Data records
§ §

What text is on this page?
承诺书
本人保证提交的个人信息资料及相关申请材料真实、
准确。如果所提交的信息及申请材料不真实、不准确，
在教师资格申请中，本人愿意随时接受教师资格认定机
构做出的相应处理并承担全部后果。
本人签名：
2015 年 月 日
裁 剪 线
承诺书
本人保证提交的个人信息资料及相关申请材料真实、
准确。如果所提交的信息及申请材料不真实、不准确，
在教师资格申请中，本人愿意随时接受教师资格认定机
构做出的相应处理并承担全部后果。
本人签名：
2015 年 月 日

§ §

== PROBLEM REQUIREMENTS ==
Word for word, write out all of the data above.

== SOLUTION ==
What text is on this page?
承诺书
本人保证提交的个人信息资料及相关申请材料真实、
准确。如果所提交的信息及申请材料不真实、不准确，
在教师资格申请中，本人愿意随时接受教师资格认定机
构做出的相应处理并承担全部后果。
本人签名：
2015 年 月 日
裁 剪 线
承诺书
本人保证提交的个人信息资料及相关申请材料真实、
准确。如果所提交的信息及申请材料不真实、不准确，
在教师资格申请中，本人愿意随时接受教师资格认定机
构做出的相应处理并承担全部后果。
本人签名：
2015 年 月 日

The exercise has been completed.